Written exercise — How many of the lines here include "Example"? Answer with a single number.

Stored rows —
--- Begin ---

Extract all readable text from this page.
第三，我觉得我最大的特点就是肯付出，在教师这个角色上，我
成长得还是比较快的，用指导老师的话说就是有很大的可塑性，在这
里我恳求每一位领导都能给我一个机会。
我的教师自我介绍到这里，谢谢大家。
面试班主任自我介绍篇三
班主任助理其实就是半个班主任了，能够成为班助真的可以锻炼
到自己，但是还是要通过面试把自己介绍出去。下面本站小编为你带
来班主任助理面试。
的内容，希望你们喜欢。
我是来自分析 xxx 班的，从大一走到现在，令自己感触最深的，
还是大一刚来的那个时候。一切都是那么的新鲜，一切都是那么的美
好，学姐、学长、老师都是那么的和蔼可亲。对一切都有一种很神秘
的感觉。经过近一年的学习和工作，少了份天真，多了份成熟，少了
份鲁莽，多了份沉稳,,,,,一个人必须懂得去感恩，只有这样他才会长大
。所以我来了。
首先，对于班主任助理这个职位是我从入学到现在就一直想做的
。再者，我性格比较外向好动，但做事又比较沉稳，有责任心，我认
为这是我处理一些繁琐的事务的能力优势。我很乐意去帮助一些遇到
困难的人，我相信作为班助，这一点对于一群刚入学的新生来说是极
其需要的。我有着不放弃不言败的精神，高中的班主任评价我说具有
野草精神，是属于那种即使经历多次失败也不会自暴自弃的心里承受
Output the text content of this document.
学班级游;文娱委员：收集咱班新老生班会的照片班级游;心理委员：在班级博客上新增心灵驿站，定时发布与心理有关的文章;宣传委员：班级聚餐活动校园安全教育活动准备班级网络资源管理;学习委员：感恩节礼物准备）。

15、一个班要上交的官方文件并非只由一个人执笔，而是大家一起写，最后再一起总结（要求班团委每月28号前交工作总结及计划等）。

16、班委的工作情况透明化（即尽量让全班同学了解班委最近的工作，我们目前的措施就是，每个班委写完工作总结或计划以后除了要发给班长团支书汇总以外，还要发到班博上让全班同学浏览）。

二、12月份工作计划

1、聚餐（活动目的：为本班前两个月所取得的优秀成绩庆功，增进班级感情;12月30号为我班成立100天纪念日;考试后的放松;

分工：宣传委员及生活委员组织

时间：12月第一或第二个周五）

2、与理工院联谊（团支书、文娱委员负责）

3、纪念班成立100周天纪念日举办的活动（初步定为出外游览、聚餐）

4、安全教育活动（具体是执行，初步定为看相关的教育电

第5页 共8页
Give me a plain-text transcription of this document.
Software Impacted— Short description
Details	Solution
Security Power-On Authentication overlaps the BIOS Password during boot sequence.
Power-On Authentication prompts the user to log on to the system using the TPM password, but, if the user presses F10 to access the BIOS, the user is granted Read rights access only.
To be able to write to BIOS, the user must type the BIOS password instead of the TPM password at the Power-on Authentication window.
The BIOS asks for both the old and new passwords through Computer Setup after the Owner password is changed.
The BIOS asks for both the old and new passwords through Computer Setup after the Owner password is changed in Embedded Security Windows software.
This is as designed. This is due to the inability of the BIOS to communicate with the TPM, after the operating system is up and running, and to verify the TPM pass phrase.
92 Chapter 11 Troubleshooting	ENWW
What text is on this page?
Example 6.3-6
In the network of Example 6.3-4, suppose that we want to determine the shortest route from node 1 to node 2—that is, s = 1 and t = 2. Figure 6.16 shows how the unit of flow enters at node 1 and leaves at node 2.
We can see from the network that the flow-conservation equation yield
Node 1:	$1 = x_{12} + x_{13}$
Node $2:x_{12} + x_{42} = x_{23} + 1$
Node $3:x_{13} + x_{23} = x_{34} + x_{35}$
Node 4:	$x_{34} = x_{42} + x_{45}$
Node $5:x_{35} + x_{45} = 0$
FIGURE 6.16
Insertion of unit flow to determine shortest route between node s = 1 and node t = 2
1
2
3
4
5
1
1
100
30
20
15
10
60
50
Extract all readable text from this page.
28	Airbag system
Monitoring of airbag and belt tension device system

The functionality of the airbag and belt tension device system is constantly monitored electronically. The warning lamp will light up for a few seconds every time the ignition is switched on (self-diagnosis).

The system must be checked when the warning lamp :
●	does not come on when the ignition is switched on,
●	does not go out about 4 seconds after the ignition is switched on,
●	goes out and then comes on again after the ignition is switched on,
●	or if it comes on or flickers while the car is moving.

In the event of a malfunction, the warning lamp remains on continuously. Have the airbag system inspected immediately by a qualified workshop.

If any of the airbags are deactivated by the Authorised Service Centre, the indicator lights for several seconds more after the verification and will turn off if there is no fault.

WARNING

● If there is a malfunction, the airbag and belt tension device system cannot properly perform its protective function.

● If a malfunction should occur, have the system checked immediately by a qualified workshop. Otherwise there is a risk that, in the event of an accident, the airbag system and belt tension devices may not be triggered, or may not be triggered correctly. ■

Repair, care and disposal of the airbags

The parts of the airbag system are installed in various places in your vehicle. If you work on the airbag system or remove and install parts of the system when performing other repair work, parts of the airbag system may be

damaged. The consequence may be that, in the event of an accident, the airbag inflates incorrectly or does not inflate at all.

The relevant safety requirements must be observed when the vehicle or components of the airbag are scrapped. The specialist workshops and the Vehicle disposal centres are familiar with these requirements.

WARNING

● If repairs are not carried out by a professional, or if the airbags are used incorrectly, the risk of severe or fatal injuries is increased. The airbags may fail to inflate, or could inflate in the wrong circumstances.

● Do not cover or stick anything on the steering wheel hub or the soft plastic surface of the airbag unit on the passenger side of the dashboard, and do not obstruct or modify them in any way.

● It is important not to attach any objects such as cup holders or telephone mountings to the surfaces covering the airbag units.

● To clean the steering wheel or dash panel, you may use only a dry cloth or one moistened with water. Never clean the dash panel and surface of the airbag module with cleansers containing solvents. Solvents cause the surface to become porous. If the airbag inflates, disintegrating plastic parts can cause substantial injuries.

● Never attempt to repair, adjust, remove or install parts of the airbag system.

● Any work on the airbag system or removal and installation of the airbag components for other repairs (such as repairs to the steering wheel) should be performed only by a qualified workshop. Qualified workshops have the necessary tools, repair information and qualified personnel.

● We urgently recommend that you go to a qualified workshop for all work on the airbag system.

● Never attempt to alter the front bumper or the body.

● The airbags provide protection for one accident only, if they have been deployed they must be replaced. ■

--- End ---

Response to the exercise — 2